| Description of the task |
Return all lines that include the string "сито".

+-------+

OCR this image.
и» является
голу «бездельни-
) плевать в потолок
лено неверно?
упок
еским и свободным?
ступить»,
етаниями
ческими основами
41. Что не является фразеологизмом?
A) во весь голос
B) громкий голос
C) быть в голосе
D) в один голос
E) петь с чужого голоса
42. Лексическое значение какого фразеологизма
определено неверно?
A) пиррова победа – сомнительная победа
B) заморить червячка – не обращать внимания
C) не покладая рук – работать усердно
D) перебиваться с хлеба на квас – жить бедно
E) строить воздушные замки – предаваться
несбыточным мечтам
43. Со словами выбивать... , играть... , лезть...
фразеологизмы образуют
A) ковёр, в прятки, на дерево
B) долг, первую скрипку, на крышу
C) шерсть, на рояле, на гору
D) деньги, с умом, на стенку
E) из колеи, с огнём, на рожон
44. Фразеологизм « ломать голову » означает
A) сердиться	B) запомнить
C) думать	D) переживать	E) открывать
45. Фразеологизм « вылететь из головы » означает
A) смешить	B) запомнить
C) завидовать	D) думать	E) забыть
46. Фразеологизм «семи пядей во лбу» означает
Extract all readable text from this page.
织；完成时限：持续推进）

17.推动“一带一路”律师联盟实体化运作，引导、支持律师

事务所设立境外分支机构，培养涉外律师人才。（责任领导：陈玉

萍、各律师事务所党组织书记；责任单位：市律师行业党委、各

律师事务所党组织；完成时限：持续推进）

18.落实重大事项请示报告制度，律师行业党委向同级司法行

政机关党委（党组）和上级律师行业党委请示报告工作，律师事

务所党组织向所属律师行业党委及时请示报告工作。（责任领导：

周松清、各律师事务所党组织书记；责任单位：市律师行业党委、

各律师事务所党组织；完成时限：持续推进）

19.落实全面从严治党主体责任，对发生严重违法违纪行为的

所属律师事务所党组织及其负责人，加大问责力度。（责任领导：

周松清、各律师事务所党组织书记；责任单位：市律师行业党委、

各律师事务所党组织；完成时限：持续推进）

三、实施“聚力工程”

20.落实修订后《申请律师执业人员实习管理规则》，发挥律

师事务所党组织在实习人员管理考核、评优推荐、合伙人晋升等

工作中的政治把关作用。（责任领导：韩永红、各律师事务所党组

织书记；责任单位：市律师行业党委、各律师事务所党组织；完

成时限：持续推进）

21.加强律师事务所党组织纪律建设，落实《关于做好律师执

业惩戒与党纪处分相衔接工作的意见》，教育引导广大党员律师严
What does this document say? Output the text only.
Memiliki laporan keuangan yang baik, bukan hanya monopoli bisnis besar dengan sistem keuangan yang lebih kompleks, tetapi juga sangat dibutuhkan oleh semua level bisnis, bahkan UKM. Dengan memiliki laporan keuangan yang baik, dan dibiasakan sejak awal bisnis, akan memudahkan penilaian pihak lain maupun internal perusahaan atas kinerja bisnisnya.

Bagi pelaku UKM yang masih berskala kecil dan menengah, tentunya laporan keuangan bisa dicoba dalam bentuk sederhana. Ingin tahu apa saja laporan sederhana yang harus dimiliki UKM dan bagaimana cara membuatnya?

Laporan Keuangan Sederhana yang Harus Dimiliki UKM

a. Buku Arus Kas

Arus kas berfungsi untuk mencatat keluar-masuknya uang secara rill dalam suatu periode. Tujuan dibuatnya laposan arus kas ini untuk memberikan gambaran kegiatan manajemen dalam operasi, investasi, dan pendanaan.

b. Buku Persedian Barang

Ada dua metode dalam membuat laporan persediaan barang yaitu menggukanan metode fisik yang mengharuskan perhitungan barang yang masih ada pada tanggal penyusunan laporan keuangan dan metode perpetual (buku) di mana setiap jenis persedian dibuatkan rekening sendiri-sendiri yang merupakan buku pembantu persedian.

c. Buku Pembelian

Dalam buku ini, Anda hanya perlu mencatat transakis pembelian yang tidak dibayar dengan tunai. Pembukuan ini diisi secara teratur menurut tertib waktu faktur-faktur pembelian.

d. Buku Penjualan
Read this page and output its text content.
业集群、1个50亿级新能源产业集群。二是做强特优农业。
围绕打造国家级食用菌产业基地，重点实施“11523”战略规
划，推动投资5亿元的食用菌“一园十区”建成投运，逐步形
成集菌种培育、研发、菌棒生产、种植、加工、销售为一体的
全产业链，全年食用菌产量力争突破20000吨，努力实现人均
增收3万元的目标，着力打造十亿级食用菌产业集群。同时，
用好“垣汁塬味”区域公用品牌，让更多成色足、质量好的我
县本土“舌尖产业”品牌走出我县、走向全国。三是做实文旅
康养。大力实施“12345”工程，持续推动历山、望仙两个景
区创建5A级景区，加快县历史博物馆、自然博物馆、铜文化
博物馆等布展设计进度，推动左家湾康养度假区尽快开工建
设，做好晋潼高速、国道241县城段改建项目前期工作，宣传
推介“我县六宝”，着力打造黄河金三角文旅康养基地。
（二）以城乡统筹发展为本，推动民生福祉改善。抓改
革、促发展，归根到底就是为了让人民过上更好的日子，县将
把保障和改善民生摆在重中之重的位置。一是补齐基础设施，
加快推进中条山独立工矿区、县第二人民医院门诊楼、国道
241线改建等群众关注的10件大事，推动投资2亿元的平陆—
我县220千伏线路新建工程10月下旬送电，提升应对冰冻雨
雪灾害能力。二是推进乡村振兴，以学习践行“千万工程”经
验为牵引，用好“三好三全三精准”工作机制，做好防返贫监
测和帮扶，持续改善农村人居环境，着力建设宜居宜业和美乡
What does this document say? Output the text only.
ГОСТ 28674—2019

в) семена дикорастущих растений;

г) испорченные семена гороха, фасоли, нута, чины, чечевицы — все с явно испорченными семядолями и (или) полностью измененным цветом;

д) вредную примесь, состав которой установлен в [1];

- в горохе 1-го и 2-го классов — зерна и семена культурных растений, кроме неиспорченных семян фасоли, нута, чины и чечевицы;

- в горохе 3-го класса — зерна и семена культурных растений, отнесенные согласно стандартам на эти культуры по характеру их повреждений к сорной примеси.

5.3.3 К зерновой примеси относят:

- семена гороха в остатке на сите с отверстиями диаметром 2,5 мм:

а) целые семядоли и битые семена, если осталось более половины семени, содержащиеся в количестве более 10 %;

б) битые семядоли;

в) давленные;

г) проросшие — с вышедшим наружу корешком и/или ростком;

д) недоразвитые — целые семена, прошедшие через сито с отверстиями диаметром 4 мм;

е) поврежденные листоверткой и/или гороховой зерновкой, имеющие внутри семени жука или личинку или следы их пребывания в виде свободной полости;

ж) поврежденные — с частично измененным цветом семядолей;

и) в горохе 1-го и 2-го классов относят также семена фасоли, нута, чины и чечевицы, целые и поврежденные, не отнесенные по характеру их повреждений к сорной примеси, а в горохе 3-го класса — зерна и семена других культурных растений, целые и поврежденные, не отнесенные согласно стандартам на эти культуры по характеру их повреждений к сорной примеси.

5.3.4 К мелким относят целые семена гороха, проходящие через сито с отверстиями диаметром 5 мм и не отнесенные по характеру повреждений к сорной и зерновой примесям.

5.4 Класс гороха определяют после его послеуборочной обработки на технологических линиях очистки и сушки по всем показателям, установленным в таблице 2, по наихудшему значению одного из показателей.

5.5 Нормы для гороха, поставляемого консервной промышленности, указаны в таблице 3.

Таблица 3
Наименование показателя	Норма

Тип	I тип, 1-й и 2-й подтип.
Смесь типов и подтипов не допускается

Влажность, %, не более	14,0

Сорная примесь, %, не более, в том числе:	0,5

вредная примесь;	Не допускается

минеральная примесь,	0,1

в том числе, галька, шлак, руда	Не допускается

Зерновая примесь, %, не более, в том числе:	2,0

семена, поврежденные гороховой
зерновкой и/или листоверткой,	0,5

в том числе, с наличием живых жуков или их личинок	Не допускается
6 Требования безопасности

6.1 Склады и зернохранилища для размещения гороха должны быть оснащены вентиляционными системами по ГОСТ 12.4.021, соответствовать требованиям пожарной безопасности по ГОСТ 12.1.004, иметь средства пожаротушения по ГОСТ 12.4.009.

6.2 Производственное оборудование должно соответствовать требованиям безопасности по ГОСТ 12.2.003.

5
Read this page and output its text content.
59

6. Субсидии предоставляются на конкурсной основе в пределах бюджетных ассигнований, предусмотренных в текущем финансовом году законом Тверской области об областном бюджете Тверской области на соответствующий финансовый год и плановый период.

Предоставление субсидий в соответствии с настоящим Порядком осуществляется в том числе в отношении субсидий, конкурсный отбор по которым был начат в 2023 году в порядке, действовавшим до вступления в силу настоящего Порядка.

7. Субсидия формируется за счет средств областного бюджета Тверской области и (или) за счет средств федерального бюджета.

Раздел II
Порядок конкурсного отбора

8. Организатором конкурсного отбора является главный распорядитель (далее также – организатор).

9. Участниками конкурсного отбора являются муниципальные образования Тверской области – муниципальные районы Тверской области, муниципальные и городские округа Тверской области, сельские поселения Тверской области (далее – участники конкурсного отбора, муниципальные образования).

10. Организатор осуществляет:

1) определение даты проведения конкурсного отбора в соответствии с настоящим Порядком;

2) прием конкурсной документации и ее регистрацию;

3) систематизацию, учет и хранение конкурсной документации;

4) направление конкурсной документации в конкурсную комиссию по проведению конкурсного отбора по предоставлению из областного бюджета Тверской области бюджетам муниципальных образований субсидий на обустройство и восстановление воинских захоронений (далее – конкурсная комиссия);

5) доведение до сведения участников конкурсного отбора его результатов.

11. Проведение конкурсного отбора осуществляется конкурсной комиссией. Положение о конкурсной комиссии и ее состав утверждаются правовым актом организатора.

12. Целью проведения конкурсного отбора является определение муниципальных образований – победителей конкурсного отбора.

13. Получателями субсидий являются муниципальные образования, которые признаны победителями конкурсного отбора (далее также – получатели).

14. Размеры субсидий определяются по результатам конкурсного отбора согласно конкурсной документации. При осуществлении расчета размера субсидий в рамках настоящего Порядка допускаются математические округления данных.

+-------+

| Right answer |
д) недоразвитые — целые семена, прошедшие через сито с отверстиями диаметром 4 мм;
5.3.4 К мелким относят целые семена гороха, проходящие через сито с отверстиями диаметром 5 мм и не отнесенные по характеру повреждений к сорной и зерновой примесям.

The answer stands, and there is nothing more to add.